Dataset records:
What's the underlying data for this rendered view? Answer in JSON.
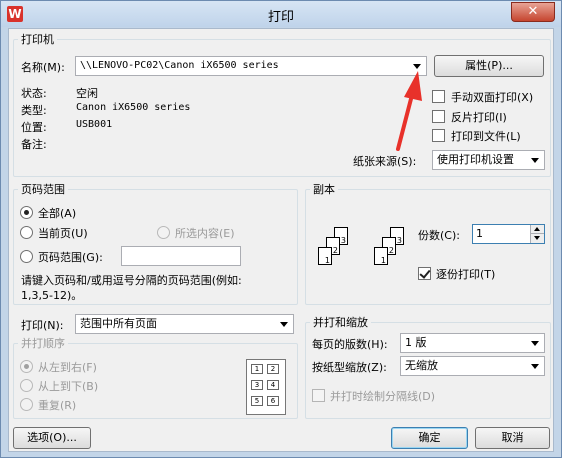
{
  "window": {
    "title": "打印",
    "close_glyph": "✕",
    "app_icon_letter": "W"
  },
  "printer": {
    "legend": "打印机",
    "name_label": "名称(M):",
    "name_value": "\\\\LENOVO-PC02\\Canon iX6500 series",
    "properties_button": "属性(P)...",
    "status_label": "状态:",
    "status_value": "空闲",
    "type_label": "类型:",
    "type_value": "Canon iX6500 series",
    "location_label": "位置:",
    "location_value": "USB001",
    "comment_label": "备注:",
    "manual_duplex": "手动双面打印(X)",
    "reverse_print": "反片打印(I)",
    "print_to_file": "打印到文件(L)",
    "paper_source_label": "纸张来源(S):",
    "paper_source_value": "使用打印机设置"
  },
  "page_range": {
    "legend": "页码范围",
    "all": "全部(A)",
    "current": "当前页(U)",
    "selection": "所选内容(E)",
    "range": "页码范围(G):",
    "range_value": "",
    "hint_line1": "请键入页码和/或用逗号分隔的页码范围(例如:",
    "hint_line2": "1,3,5-12)。"
  },
  "copies": {
    "legend": "副本",
    "count_label": "份数(C):",
    "count_value": "1",
    "collate": "逐份打印(T)"
  },
  "print_what": {
    "label": "打印(N):",
    "value": "范围中所有页面"
  },
  "order": {
    "legend": "并打顺序",
    "ltr": "从左到右(F)",
    "ttb": "从上到下(B)",
    "repeat": "重复(R)"
  },
  "zoom": {
    "legend": "并打和缩放",
    "pages_per_sheet_label": "每页的版数(H):",
    "pages_per_sheet_value": "1 版",
    "scale_label": "按纸型缩放(Z):",
    "scale_value": "无缩放",
    "draw_borders": "并打时绘制分隔线(D)"
  },
  "footer": {
    "options_button": "选项(O)...",
    "ok_button": "确定",
    "cancel_button": "取消"
  },
  "colors": {
    "arrow_annotation": "#e8312a",
    "title_bar": "#c9dbef"
  }
}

Exercise prompt:
Write out each entry exactly as given, omitting any picture.

Response for this exercise:
What's the underlying data for this rendered view? Answer in JSON.
{
  "window": {
    "title": "打印",
    "close_glyph": "✕",
    "app_icon_letter": "W"
  },
  "printer": {
    "legend": "打印机",
    "name_label": "名称(M):",
    "name_value": "\\\\LENOVO-PC02\\Canon iX6500 series",
    "properties_button": "属性(P)...",
    "status_label": "状态:",
    "status_value": "空闲",
    "type_label": "类型:",
    "type_value": "Canon iX6500 series",
    "location_label": "位置:",
    "location_value": "USB001",
    "comment_label": "备注:",
    "manual_duplex": "手动双面打印(X)",
    "reverse_print": "反片打印(I)",
    "print_to_file": "打印到文件(L)",
    "paper_source_label": "纸张来源(S):",
    "paper_source_value": "使用打印机设置"
  },
  "page_range": {
    "legend": "页码范围",
    "all": "全部(A)",
    "current": "当前页(U)",
    "selection": "所选内容(E)",
    "range": "页码范围(G):",
    "range_value": "",
    "hint_line1": "请键入页码和/或用逗号分隔的页码范围(例如:",
    "hint_line2": "1,3,5-12)。"
  },
  "copies": {
    "legend": "副本",
    "count_label": "份数(C):",
    "count_value": "1",
    "collate": "逐份打印(T)"
  },
  "print_what": {
    "label": "打印(N):",
    "value": "范围中所有页面"
  },
  "order": {
    "legend": "并打顺序",
    "ltr": "从左到右(F)",
    "ttb": "从上到下(B)",
    "repeat": "重复(R)"
  },
  "zoom": {
    "legend": "并打和缩放",
    "pages_per_sheet_label": "每页的版数(H):",
    "pages_per_sheet_value": "1 版",
    "scale_label": "按纸型缩放(Z):",
    "scale_value": "无缩放",
    "draw_borders": "并打时绘制分隔线(D)"
  },
  "footer": {
    "options_button": "选项(O)...",
    "ok_button": "确定",
    "cancel_button": "取消"
  },
  "colors": {
    "arrow_annotation": "#e8312a",
    "title_bar": "#c9dbef"
  }
}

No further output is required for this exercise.